| SET EXERCISE |
Transcribe verbatim the portion of the forum thread below from "I would also" to "and having fun.".

| SELECTED PASSAGE |
Good luck on your shodan test. After you get your shodan, then you will really start to learn. Have fun and train,train,train.


----------



## shotokan-kez (Jan 2, 2007)

*Thank you very much!*


----------



## JasonASmith (Jan 2, 2007)

To learn as much as I can


----------



## chinto01 (Jan 2, 2007)

I think this is the year I dedicate to ME ME ME. I hate to say it but I may become selfish this year and really focus on my training. For the  past 3 years it has been about dedicating myself to the dojo and what they needed sacraficing my own goals for theirs year after year. I think this year I am going to do what is best for me which is focusing on the bunkai to our forms and deeper research. I also want to work on the jujustsu cirriculum we have as well. This may mean that I need to step back on my teaching responsibilities but it is a chance I am willing to take and will discuss with the owner of the dojo.

In the spirit of bushido!

Rob


----------



## Shotochem (Jan 2, 2007)

twendkata71 said:


> Good luck on your shodan test. After you get your shodan, then you will really start to learn. Have fun and train,train,train.


 
Yes, good luck to you keep it up!!!

I would also like to add the longer you train the the more you see how much more there is to learn. 

My resoloution is to keep learning and having fun. 

 Since I stopped worrying about belts and ranks things have only gotten more enjoyable.  I wish I had come to my senses much sooner.


----------



## The Kidd (Jan 2, 2007)

I want to branch out a little and become familiar with some different styles and work on my weaknesses.


----------



## Brandon Fisher (Jan 2, 2007)

I want to workout more on my own.


----------



## kachi (Jan 2, 2007)

The Kidd said:


> I want to branch out a little and become familiar with some different styles and work on my weaknesses.



Yep, that's my plan too. Should be fun


----------



## Cirdan (Jan 3, 2007)

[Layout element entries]
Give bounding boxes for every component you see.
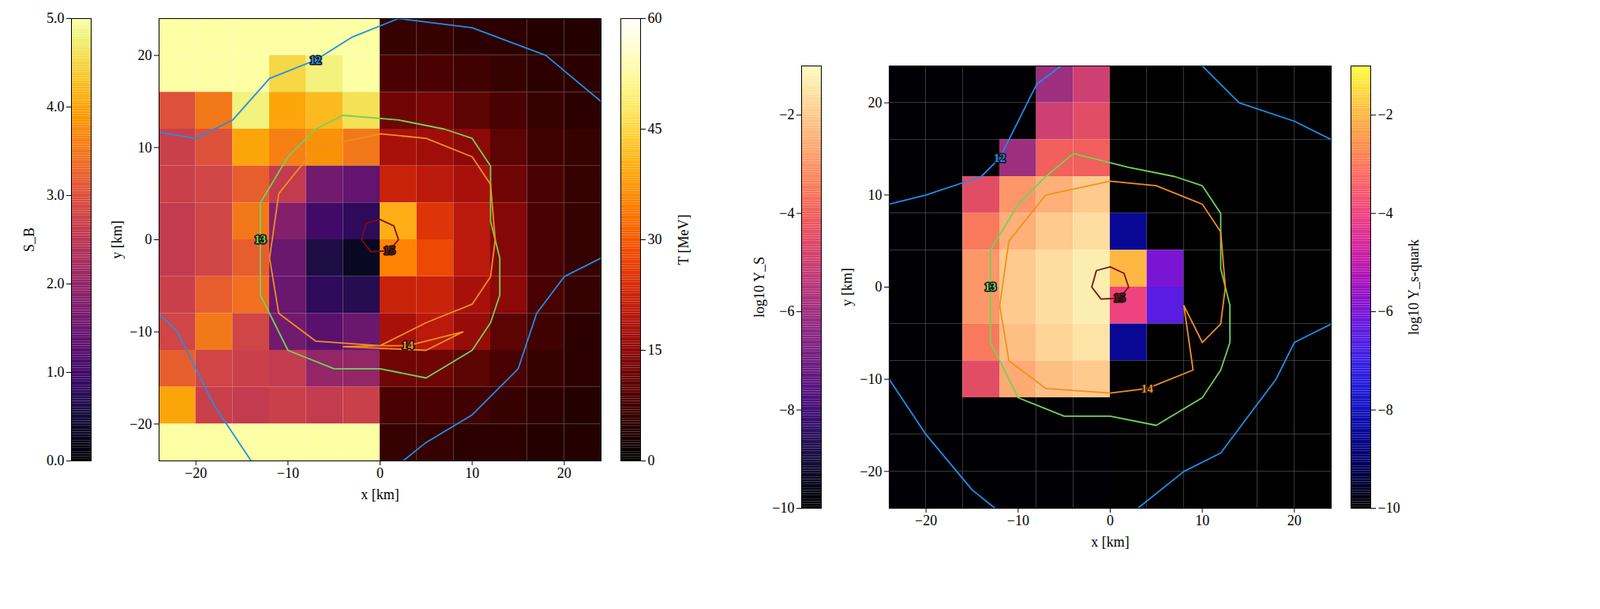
- svg-text:x [km]: x [km]: [360, 486, 400, 503]
- svg-text:5.0: 5.0: [46, 10, 65, 27]
- svg-text:−10: −10: [771, 499, 795, 516]
- svg-text:30: 30: [648, 231, 663, 248]
- svg-text:−10: −10: [1007, 512, 1030, 529]
- svg-text:12: 12: [993, 151, 1006, 165]
- svg-text:−10: −10: [277, 464, 300, 481]
- svg-text:−10: −10: [859, 370, 882, 387]
- svg-text:10: 10: [1195, 512, 1210, 529]
- svg-text:−20: −20: [184, 464, 207, 481]
- svg-text:−8: −8: [1378, 401, 1394, 418]
- svg-text:45: 45: [648, 120, 663, 137]
- svg-text:0: 0: [1106, 512, 1114, 529]
- svg-text:10: 10: [138, 139, 153, 156]
- svg-text:−4: −4: [1378, 205, 1394, 222]
- svg-text:S_B: S_B: [21, 227, 38, 252]
- svg-text:20: 20: [557, 464, 572, 481]
- svg-text:20: 20: [1287, 512, 1302, 529]
- svg-text:13: 13: [984, 280, 997, 293]
- svg-text:y [km]: y [km]: [839, 267, 855, 307]
- svg-text:3.0: 3.0: [46, 187, 65, 203]
- svg-text:−6: −6: [779, 303, 795, 319]
- svg-text:−20: −20: [914, 512, 937, 529]
- svg-text:log10 Y_S: log10 Y_S: [751, 256, 768, 318]
- svg-text:15: 15: [648, 341, 663, 358]
- svg-text:12: 12: [309, 53, 322, 67]
- svg-text:−4: −4: [779, 205, 795, 222]
- svg-text:−6: −6: [1378, 303, 1394, 319]
- svg-text:20: 20: [138, 47, 153, 64]
- svg-text:13: 13: [254, 232, 267, 246]
- svg-text:−20: −20: [859, 463, 882, 480]
- svg-text:60: 60: [648, 10, 663, 27]
- svg-text:15: 15: [1113, 291, 1126, 304]
- svg-text:10: 10: [868, 187, 883, 203]
- svg-text:14: 14: [1141, 382, 1155, 395]
- svg-text:20: 20: [868, 94, 883, 111]
- svg-text:−8: −8: [779, 401, 795, 418]
- svg-text:15: 15: [383, 243, 396, 257]
- svg-text:−20: −20: [129, 415, 152, 432]
- svg-text:x [km]: x [km]: [1090, 533, 1130, 550]
- svg-text:0: 0: [376, 464, 384, 481]
- svg-text:10: 10: [464, 464, 480, 481]
- svg-text:1.0: 1.0: [46, 363, 65, 380]
- svg-text:0.0: 0.0: [46, 452, 65, 469]
- svg-text:−10: −10: [129, 323, 152, 340]
- svg-text:0: 0: [145, 231, 153, 248]
- svg-text:4.0: 4.0: [46, 98, 65, 115]
- svg-text:log10 Y_s-quark: log10 Y_s-quark: [1405, 239, 1422, 335]
- svg-text:y [km]: y [km]: [108, 220, 125, 259]
- svg-text:14: 14: [401, 338, 415, 352]
- svg-text:0: 0: [875, 278, 883, 295]
- svg-text:T [MeV]: T [MeV]: [675, 213, 692, 265]
- svg-text:−2: −2: [1378, 106, 1394, 123]
- svg-text:−10: −10: [1378, 499, 1401, 516]
- svg-text:−2: −2: [779, 106, 795, 123]
- svg-text:2.0: 2.0: [46, 275, 65, 292]
- svg-text:0: 0: [648, 452, 656, 469]
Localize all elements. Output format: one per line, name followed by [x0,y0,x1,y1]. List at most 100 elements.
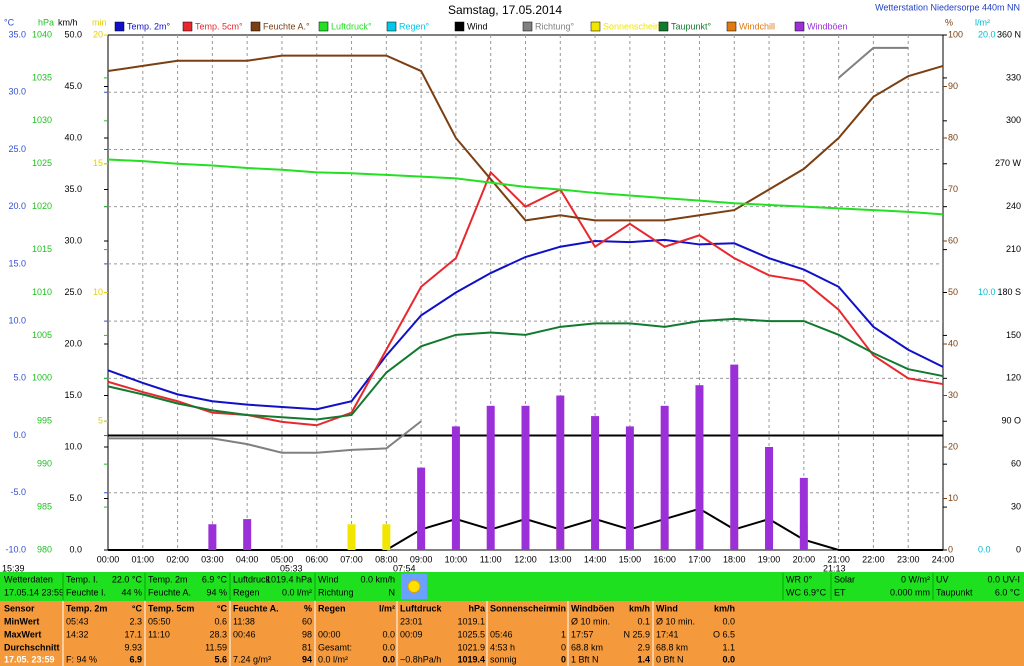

| COMPLETE OUTPUT |
I would also like to add the longer you train the the more you see how much more there is to learn. 

My resoloution is to keep learning and having fun.